Kutipan Sumber —

Adalah sebagai khittah dari “musik pinggiran”, semangat dan
aktifitas bergairah terus dari pelaku dan penggemarnyalah yang membuat “musik
pinggiran” terus bernafas, walau keringat terus meleleh. Begitupun adanya
dengan jazz di tanah air kita. Ini cerita mengenai jazz pada awal pergerakannya
di Nusantara….
Ketika jazz mulai dikenal di awal 1900an, jazz yang kental
dengan unsur march, ragtime, dance-hall music di seputaran New Orleans, maka di
tanah air jazz juga dikabarkan masuk di waktu yang sama. Pada tahun 1920,
tercatat ada band di bawah pimpinan seorang musikus yang nasionalis, Wage
Rudolf Supratman, Black & White. Band tersebut terbentuk dan bermain di
kota Makasar.
Pada seputaran tahun tersebut, jazz di Indonesia pada jaman
sebelum kemerdekaan memang dimainkan oleh musisi Indonesia juga Belanda.
Pergerakan lain juga terjadi dalam skala kecil di beberapa kota besar di Jawa,
semisal di Jakarta dengan terbentuknya Melody Makers yang ditokohi Jacob
Sigarlaki. Waktu itu Jacob didukung musisi lain seperti Bootje Pesolima, Hein
Turangan, Nico Sigarlaki hingga Tjok Sinsu.
Melody Makers berdiri di era 1930an, sementara di tahun
1940an Hein Turangan kemudian juga membentuk grup sendiri bernama Jolly Strings
di Jakarta. Di era 40an tersebut sudah muncul pula seorang kritikus jazz
bernama Harry Liem, yang aktif menulis di Jazz Wereld. Setelah selesainya
Perang Dunia kedua, Harry Liem pindah ke Amerika dan tetap meneruskan karir
penulisan jazznya di sana.
Catatan sejarah jazz di Indonesia lebih lengkap memang akhirnya
lebih dideteksi selepas Indonesia merdeka. Setelah muncul nama-nama seperti
Nick Mamahit, Bart Risakotta, Freddy Montong, Didi Pattirane, Said Kelana, Mus
Mualim, Bubi Chen, Jopie Chen, Jim Espehana, Jack Lemmers (yang kemudian lebih
dikenal sebagai Jack Lesmana) hingga kemudian juga Didi Tjia, Benny Mustapha,
Benny Likumahuwa, Maryono, Bill “Amirsyah” Saragih, Lodi Item, Eddy Karamoy
sampai Hasbullah, Kiboud Maulana dan Ireng Maulana.
Nick Mamahit di pertengahan 1950an sempat merilis album
Sarinande, yang mana Nick pada piano didukung Bart Risakotta (drums) dan Jim
Espehana (bass). Album tersebut dianggap sebagai tonggak rekaman musik jazz di
tanah air.

Data yang Ditampilkan —
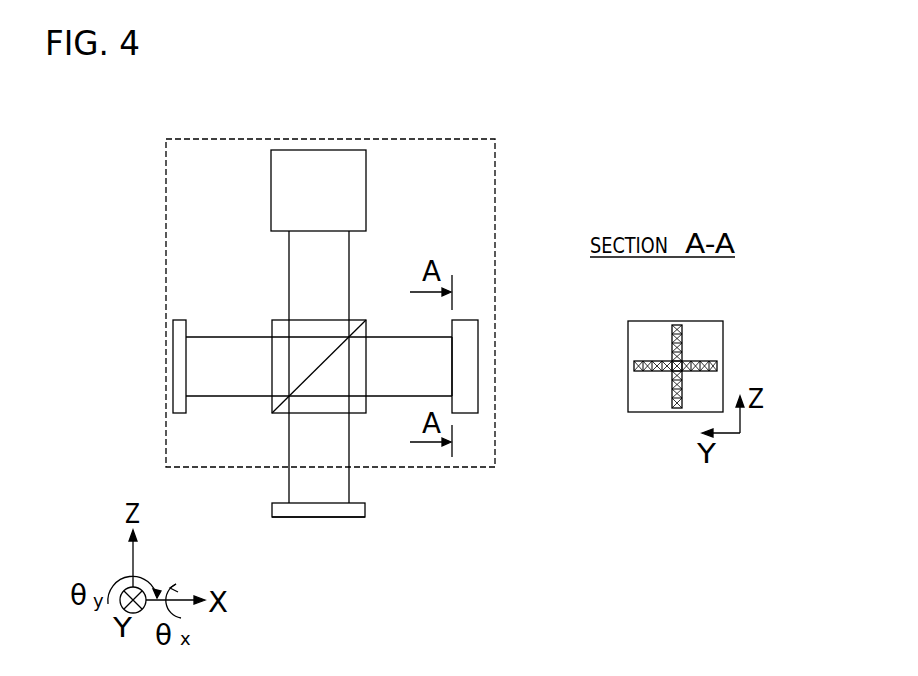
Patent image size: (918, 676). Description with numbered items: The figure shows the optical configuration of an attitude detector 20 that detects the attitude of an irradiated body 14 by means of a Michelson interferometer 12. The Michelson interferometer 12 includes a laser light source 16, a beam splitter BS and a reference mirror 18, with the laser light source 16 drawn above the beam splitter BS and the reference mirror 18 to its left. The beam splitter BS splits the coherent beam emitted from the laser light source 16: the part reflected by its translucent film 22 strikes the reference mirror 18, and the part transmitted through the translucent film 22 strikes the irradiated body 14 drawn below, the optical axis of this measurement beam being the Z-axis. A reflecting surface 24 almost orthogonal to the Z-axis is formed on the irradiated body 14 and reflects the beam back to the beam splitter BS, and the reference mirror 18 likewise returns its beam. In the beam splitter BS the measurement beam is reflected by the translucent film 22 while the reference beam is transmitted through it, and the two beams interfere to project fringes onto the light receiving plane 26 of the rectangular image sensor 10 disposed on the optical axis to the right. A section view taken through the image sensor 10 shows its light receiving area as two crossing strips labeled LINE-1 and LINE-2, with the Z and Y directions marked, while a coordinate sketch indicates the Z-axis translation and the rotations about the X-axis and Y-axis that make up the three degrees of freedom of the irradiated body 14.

Perintah Tugas —
Salin persis bagian kutipan tentang awal jazz di Indonesia mulai dari “Melody Makers berdiri” sampai dengan “dan Ireng Maulana.”, termasuk kata-kata penutup itu. Kerjakan hanya berdasarkan kutipan tentang awal jazz di Indonesia.

Hasil —
Melody Makers berdiri di era 1930an, sementara di tahun
1940an Hein Turangan kemudian juga membentuk grup sendiri bernama Jolly Strings
di Jakarta. Di era 40an tersebut sudah muncul pula seorang kritikus jazz
bernama Harry Liem, yang aktif menulis di Jazz Wereld. Setelah selesainya
Perang Dunia kedua, Harry Liem pindah ke Amerika dan tetap meneruskan karir
penulisan jazznya di sana.
Catatan sejarah jazz di Indonesia lebih lengkap memang akhirnya
lebih dideteksi selepas Indonesia merdeka. Setelah muncul nama-nama seperti
Nick Mamahit, Bart Risakotta, Freddy Montong, Didi Pattirane, Said Kelana, Mus
Mualim, Bubi Chen, Jopie Chen, Jim Espehana, Jack Lemmers (yang kemudian lebih
dikenal sebagai Jack Lesmana) hingga kemudian juga Didi Tjia, Benny Mustapha,
Benny Likumahuwa, Maryono, Bill “Amirsyah” Saragih, Lodi Item, Eddy Karamoy
sampai Hasbullah, Kiboud Maulana dan Ireng Maulana.